# Exercise prompt
Exactly as they appear, output all of the entries.

[Dataset items]
···

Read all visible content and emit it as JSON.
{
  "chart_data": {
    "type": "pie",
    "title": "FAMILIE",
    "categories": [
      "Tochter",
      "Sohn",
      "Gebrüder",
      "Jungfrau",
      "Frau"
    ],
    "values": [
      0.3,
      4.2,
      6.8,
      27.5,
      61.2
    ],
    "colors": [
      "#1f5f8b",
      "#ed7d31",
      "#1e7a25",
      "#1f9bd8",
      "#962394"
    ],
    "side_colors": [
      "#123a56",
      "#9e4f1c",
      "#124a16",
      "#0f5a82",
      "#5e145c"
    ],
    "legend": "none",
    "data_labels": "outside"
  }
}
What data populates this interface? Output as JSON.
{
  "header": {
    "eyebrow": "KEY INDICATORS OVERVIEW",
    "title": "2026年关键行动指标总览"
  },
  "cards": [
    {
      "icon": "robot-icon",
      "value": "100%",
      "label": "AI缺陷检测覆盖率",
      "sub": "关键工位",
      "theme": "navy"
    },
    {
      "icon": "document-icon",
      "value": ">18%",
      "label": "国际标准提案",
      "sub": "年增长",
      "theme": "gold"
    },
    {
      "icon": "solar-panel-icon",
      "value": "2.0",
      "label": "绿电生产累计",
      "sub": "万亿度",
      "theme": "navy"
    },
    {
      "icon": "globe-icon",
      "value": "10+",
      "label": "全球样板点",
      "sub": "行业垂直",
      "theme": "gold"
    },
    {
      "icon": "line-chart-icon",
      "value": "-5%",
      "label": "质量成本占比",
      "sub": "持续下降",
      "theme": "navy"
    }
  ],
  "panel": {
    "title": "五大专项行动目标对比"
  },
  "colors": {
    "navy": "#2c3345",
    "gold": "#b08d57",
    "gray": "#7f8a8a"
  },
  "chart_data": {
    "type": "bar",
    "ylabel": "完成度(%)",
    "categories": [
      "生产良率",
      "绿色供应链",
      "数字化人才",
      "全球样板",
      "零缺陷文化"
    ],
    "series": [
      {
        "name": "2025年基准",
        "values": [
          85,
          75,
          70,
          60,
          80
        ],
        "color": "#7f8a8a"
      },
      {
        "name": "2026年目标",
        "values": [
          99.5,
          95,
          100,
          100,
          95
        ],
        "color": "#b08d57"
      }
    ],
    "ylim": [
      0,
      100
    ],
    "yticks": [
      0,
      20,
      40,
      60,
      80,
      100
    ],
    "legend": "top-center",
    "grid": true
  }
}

···

# Solution to the problem
Read all visible content and emit it as JSON.
{
  "chart_data": {
    "type": "pie",
    "title": "FAMILIE",
    "categories": [
      "Tochter",
      "Sohn",
      "Gebrüder",
      "Jungfrau",
      "Frau"
    ],
    "values": [
      0.3,
      4.2,
      6.8,
      27.5,
      61.2
    ],
    "colors": [
      "#1f5f8b",
      "#ed7d31",
      "#1e7a25",
      "#1f9bd8",
      "#962394"
    ],
    "side_colors": [
      "#123a56",
      "#9e4f1c",
      "#124a16",
      "#0f5a82",
      "#5e145c"
    ],
    "legend": "none",
    "data_labels": "outside"
  }
}
What data populates this interface? Output as JSON.
{
  "header": {
    "eyebrow": "KEY INDICATORS OVERVIEW",
    "title": "2026年关键行动指标总览"
  },
  "cards": [
    {
      "icon": "robot-icon",
      "value": "100%",
      "label": "AI缺陷检测覆盖率",
      "sub": "关键工位",
      "theme": "navy"
    },
    {
      "icon": "document-icon",
      "value": ">18%",
      "label": "国际标准提案",
      "sub": "年增长",
      "theme": "gold"
    },
    {
      "icon": "solar-panel-icon",
      "value": "2.0",
      "label": "绿电生产累计",
      "sub": "万亿度",
      "theme": "navy"
    },
    {
      "icon": "globe-icon",
      "value": "10+",
      "label": "全球样板点",
      "sub": "行业垂直",
      "theme": "gold"
    },
    {
      "icon": "line-chart-icon",
      "value": "-5%",
      "label": "质量成本占比",
      "sub": "持续下降",
      "theme": "navy"
    }
  ],
  "panel": {
    "title": "五大专项行动目标对比"
  },
  "colors": {
    "navy": "#2c3345",
    "gold": "#b08d57",
    "gray": "#7f8a8a"
  },
  "chart_data": {
    "type": "bar",
    "ylabel": "完成度(%)",
    "categories": [
      "生产良率",
      "绿色供应链",
      "数字化人才",
      "全球样板",
      "零缺陷文化"
    ],
    "series": [
      {
        "name": "2025年基准",
        "values": [
          85,
          75,
          70,
          60,
          80
        ],
        "color": "#7f8a8a"
      },
      {
        "name": "2026年目标",
        "values": [
          99.5,
          95,
          100,
          100,
          95
        ],
        "color": "#b08d57"
      }
    ],
    "ylim": [
      0,
      100
    ],
    "yticks": [
      0,
      20,
      40,
      60,
      80,
      100
    ],
    "legend": "top-center",
    "grid": true
  }
}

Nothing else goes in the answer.